DATASET:
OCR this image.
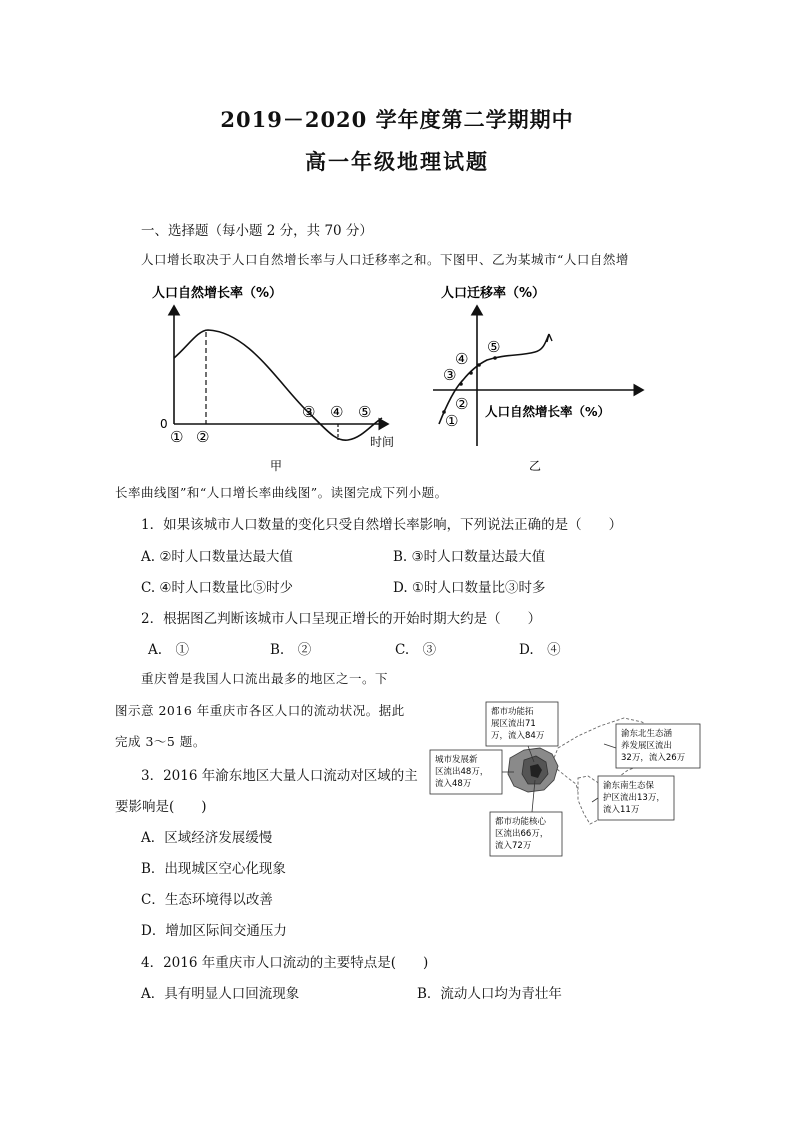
2019－2020 学年度第二学期期中
高一年级地理试题
一、选择题（每小题 2 分，共 70 分）
人口增长取决于人口自然增长率与人口迁移率之和。下图甲、乙为某城市“人口自然增
人口自然增长率（%）
0
① ②
③ ④ ⑤
时间
甲
人口迁移率（%）
①
②
③
④
⑤
人口自然增长率（%）
乙
长率曲线图”和“人口增长率曲线图”。读图完成下列小题。
1．如果该城市人口数量的变化只受自然增长率影响，下列说法正确的是（　　）
A. ②时人口数量达最大值	B. ③时人口数量达最大值
C. ④时人口数量比⑤时少	D. ①时人口数量比③时多
2．根据图乙判断该城市人口呈现正增长的开始时期大约是（　　）
A.　①	B.　②	C.　③	D.　④
重庆曾是我国人口流出最多的地区之一。下
图示意 2016 年重庆市各区人口的流动状况。据此
完成 3～5 题。
都市功能拓
展区流出71
万，流入84万
城市发展新
区流出48万，
流入48万
都市功能核心
区流出66万，
流入72万
渝东北生态涵
养发展区流出
32万，流入26万
渝东南生态保
护区流出13万，
流入11万
3．2016 年渝东地区大量人口流动对区域的主
要影响是(　　)
A．区域经济发展缓慢
B．出现城区空心化现象
C．生态环境得以改善
D．增加区际间交通压力
4．2016 年重庆市人口流动的主要特点是(　　)
A．具有明显人口回流现象	B．流动人口均为青壮年
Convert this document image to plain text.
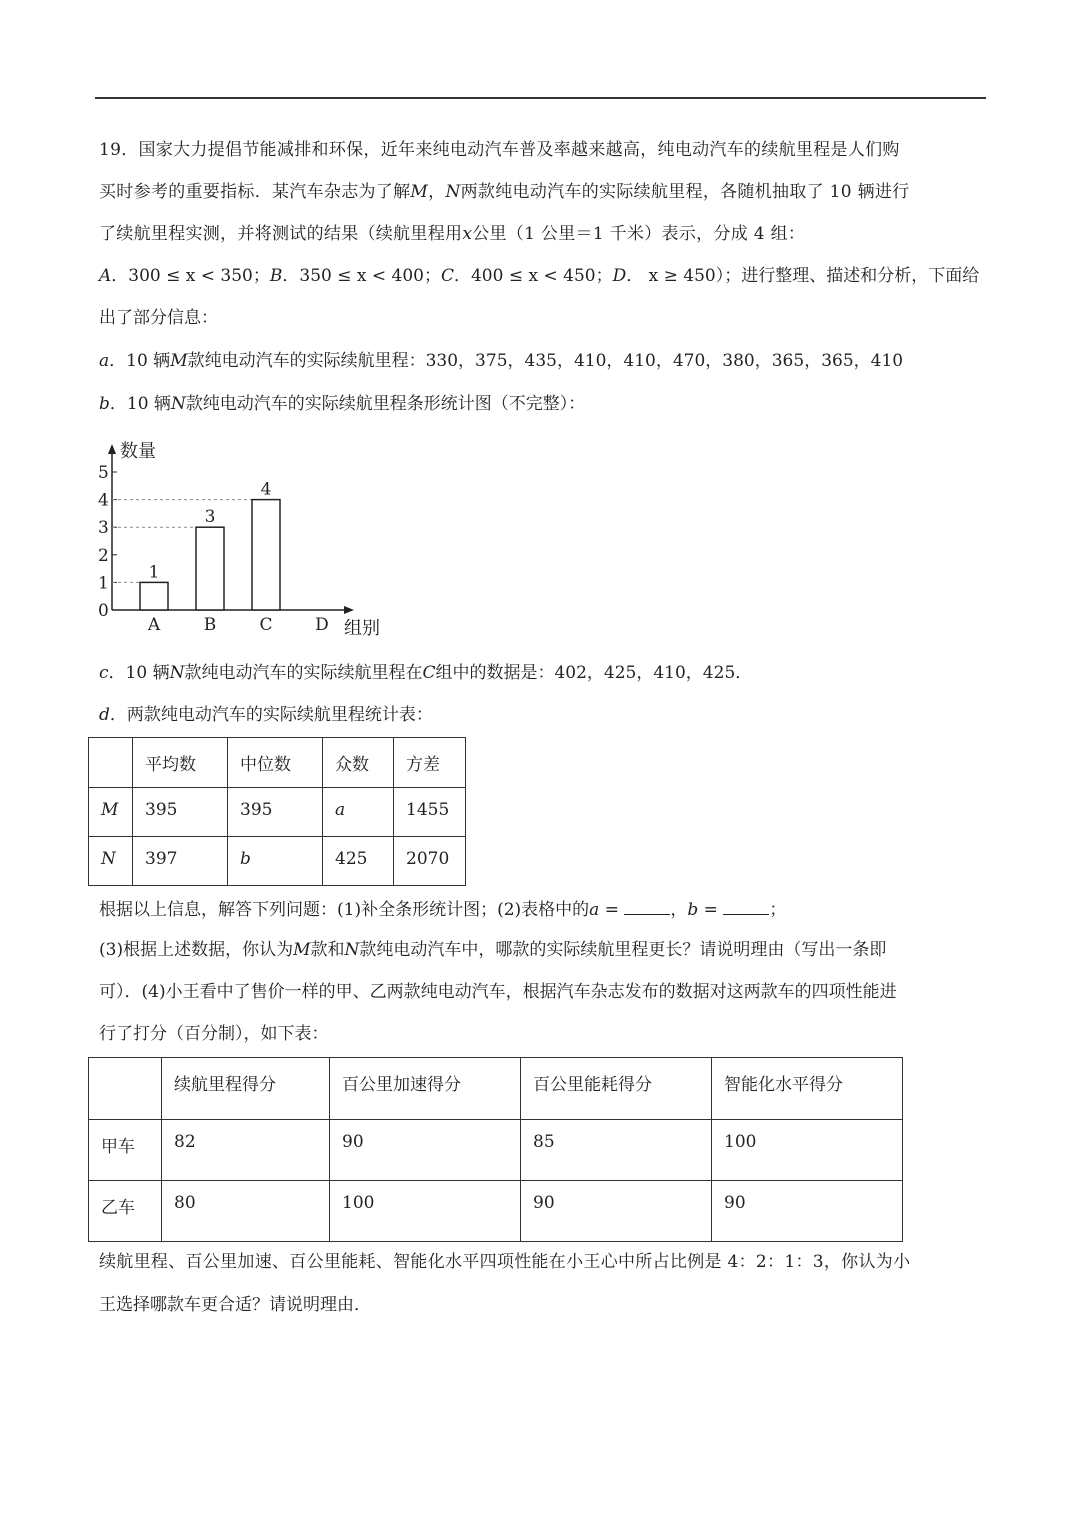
19．国家大力提倡节能减排和环保，近年来纯电动汽车普及率越来越高，纯电动汽车的续航里程是人们购
买时参考的重要指标．某汽车杂志为了解M，N两款纯电动汽车的实际续航里程，各随机抽取了 10 辆进行
了续航里程实测，并将测试的结果（续航里程用x公里（1 公里＝1 千米）表示，分成 4 组：
A．300 ≤ x < 350；B．350 ≤ x < 400；C．400 ≤ x < 450；D． x ≥ 450）；进行整理、描述和分析，下面给
出了部分信息：
a．10 辆M款纯电动汽车的实际续航里程：330，375，435，410，410，470，380，365，365，410
b．10 辆N款纯电动汽车的实际续航里程条形统计图（不完整）：
数量
组别
0
1
2
3
4
5
1
A
3
B
4
C	D
c．10 辆N款纯电动汽车的实际续航里程在C组中的数据是：402，425，410，425．
d．两款纯电动汽车的实际续航里程统计表：
	平均数	中位数	众数	方差
M	395	395	a	1455
N	397	b	425	2070
根据以上信息，解答下列问题：(1)补全条形统计图；(2)表格中的a =	，b =	；
(3)根据上述数据，你认为M款和N款纯电动汽车中，哪款的实际续航里程更长？请说明理由（写出一条即
可）．(4)小王看中了售价一样的甲、乙两款纯电动汽车，根据汽车杂志发布的数据对这两款车的四项性能进
行了打分（百分制），如下表：
	续航里程得分	百公里加速得分	百公里能耗得分	智能化水平得分
甲车	82	90	85	100
乙车	80	100	90	90
续航里程、百公里加速、百公里能耗、智能化水平四项性能在小王心中所占比例是 4：2：1：3，你认为小
王选择哪款车更合适？请说明理由．
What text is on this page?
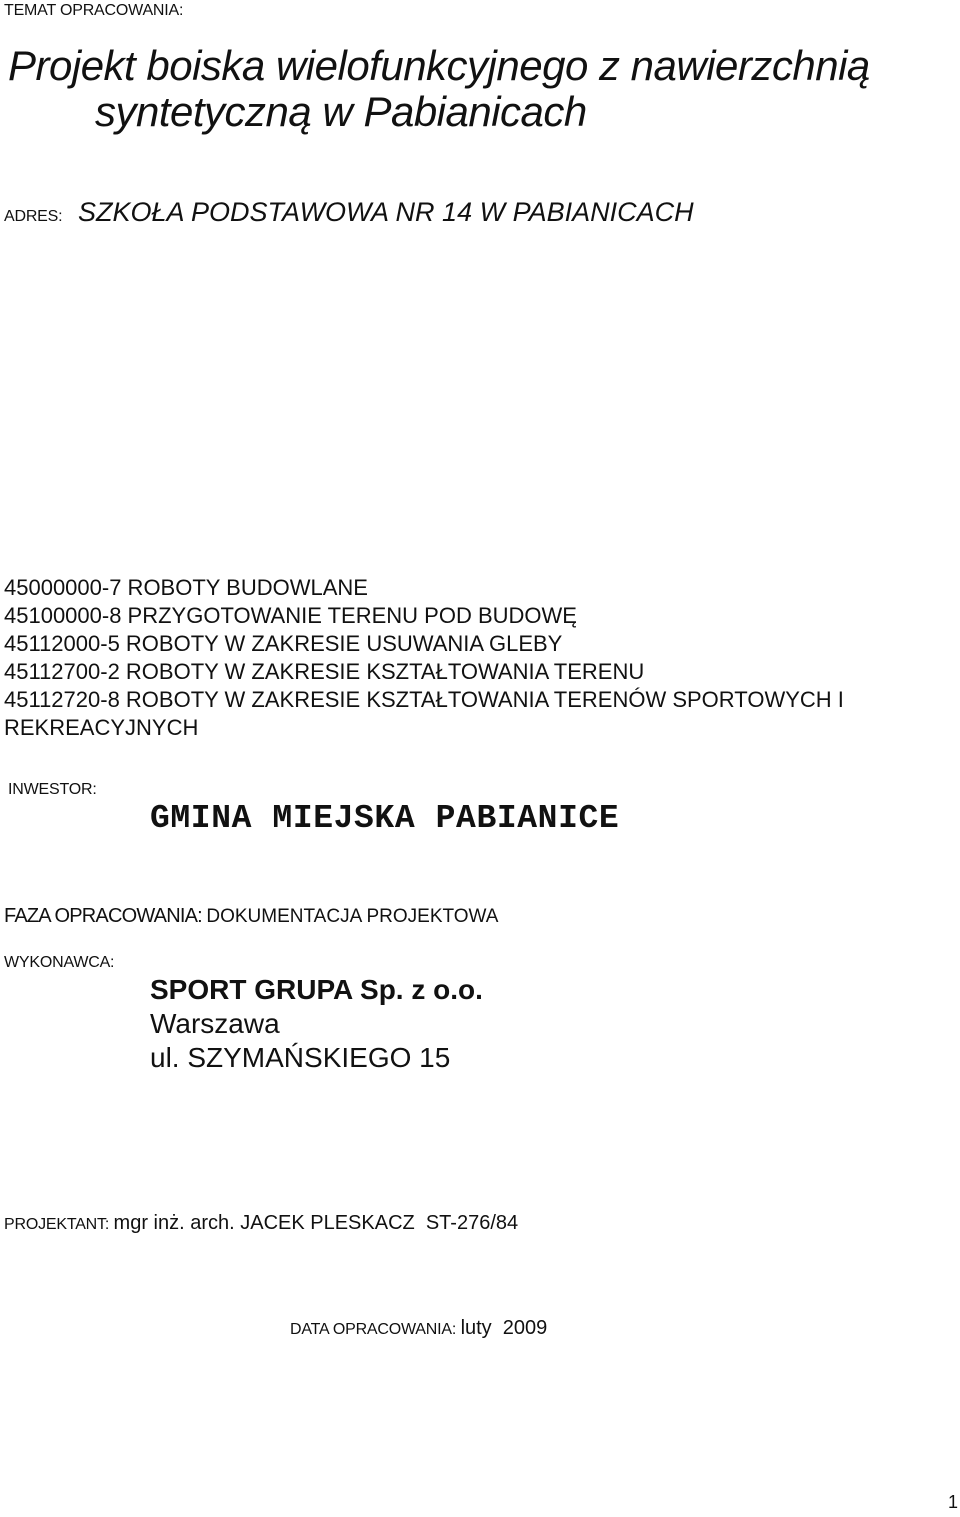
TEMAT OPRACOWANIA:
Projekt boiska wielofunkcyjnego z nawierzchnią
syntetyczną w Pabianicach
ADRES: SZKOŁA PODSTAWOWA NR 14 W PABIANICACH
45000000-7 ROBOTY BUDOWLANE
45100000-8 PRZYGOTOWANIE TERENU POD BUDOWĘ
45112000-5 ROBOTY W ZAKRESIE USUWANIA GLEBY
45112700-2 ROBOTY W ZAKRESIE KSZTAŁTOWANIA TERENU
45112720-8 ROBOTY W ZAKRESIE KSZTAŁTOWANIA TERENÓW SPORTOWYCH I
REKREACYJNYCH
INWESTOR:
GMINA MIEJSKA PABIANICE
FAZA OPRACOWANIA: DOKUMENTACJA PROJEKTOWA
WYKONAWCA:
SPORT GRUPA Sp. z o.o.
Warszawa
ul. SZYMAŃSKIEGO 15
PROJEKTANT: mgr inż. arch. JACEK PLESKACZ  ST-276/84
DATA OPRACOWANIA: luty  2009
1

WHAT TO PRODUCE: Copy each line exactly, and leave the pictures out of your copy.

SOLUTION TO THIS PROBLEM:
OCR this image.
2019－2020 学年度第二学期期中
高一年级地理试题
一、选择题（每小题 2 分，共 70 分）
人口增长取决于人口自然增长率与人口迁移率之和。下图甲、乙为某城市“人口自然增
人口自然增长率（%）
0
① ②
③ ④ ⑤
时间
甲
人口迁移率（%）
①
②
③
④
⑤
人口自然增长率（%）
乙
长率曲线图”和“人口增长率曲线图”。读图完成下列小题。
1．如果该城市人口数量的变化只受自然增长率影响，下列说法正确的是（　　）
A. ②时人口数量达最大值	B. ③时人口数量达最大值
C. ④时人口数量比⑤时少	D. ①时人口数量比③时多
2．根据图乙判断该城市人口呈现正增长的开始时期大约是（　　）
A.　①	B.　②	C.　③	D.　④
重庆曾是我国人口流出最多的地区之一。下
图示意 2016 年重庆市各区人口的流动状况。据此
完成 3～5 题。
都市功能拓
展区流出71
万，流入84万
城市发展新
区流出48万，
流入48万
都市功能核心
区流出66万，
流入72万
渝东北生态涵
养发展区流出
32万，流入26万
渝东南生态保
护区流出13万，
流入11万
3．2016 年渝东地区大量人口流动对区域的主
要影响是(　　)
A．区域经济发展缓慢
B．出现城区空心化现象
C．生态环境得以改善
D．增加区际间交通压力
4．2016 年重庆市人口流动的主要特点是(　　)
A．具有明显人口回流现象	B．流动人口均为青壮年
Convert this document image to plain text.
19．国家大力提倡节能减排和环保，近年来纯电动汽车普及率越来越高，纯电动汽车的续航里程是人们购
买时参考的重要指标．某汽车杂志为了解M，N两款纯电动汽车的实际续航里程，各随机抽取了 10 辆进行
了续航里程实测，并将测试的结果（续航里程用x公里（1 公里＝1 千米）表示，分成 4 组：
A．300 ≤ x < 350；B．350 ≤ x < 400；C．400 ≤ x < 450；D． x ≥ 450）；进行整理、描述和分析，下面给
出了部分信息：
a．10 辆M款纯电动汽车的实际续航里程：330，375，435，410，410，470，380，365，365，410
b．10 辆N款纯电动汽车的实际续航里程条形统计图（不完整）：
数量
组别
0
1
2
3
4
5
1
A
3
B
4
C	D
c．10 辆N款纯电动汽车的实际续航里程在C组中的数据是：402，425，410，425．
d．两款纯电动汽车的实际续航里程统计表：
	平均数	中位数	众数	方差
M	395	395	a	1455
N	397	b	425	2070
根据以上信息，解答下列问题：(1)补全条形统计图；(2)表格中的a =	，b =	；
(3)根据上述数据，你认为M款和N款纯电动汽车中，哪款的实际续航里程更长？请说明理由（写出一条即
可）．(4)小王看中了售价一样的甲、乙两款纯电动汽车，根据汽车杂志发布的数据对这两款车的四项性能进
行了打分（百分制），如下表：
	续航里程得分	百公里加速得分	百公里能耗得分	智能化水平得分
甲车	82	90	85	100
乙车	80	100	90	90
续航里程、百公里加速、百公里能耗、智能化水平四项性能在小王心中所占比例是 4：2：1：3，你认为小
王选择哪款车更合适？请说明理由．
What text is on this page?
TEMAT OPRACOWANIA:
Projekt boiska wielofunkcyjnego z nawierzchnią
syntetyczną w Pabianicach
ADRES: SZKOŁA PODSTAWOWA NR 14 W PABIANICACH
45000000-7 ROBOTY BUDOWLANE
45100000-8 PRZYGOTOWANIE TERENU POD BUDOWĘ
45112000-5 ROBOTY W ZAKRESIE USUWANIA GLEBY
45112700-2 ROBOTY W ZAKRESIE KSZTAŁTOWANIA TERENU
45112720-8 ROBOTY W ZAKRESIE KSZTAŁTOWANIA TERENÓW SPORTOWYCH I
REKREACYJNYCH
INWESTOR:
GMINA MIEJSKA PABIANICE
FAZA OPRACOWANIA: DOKUMENTACJA PROJEKTOWA
WYKONAWCA:
SPORT GRUPA Sp. z o.o.
Warszawa
ul. SZYMAŃSKIEGO 15
PROJEKTANT: mgr inż. arch. JACEK PLESKACZ  ST-276/84
DATA OPRACOWANIA: luty  2009
1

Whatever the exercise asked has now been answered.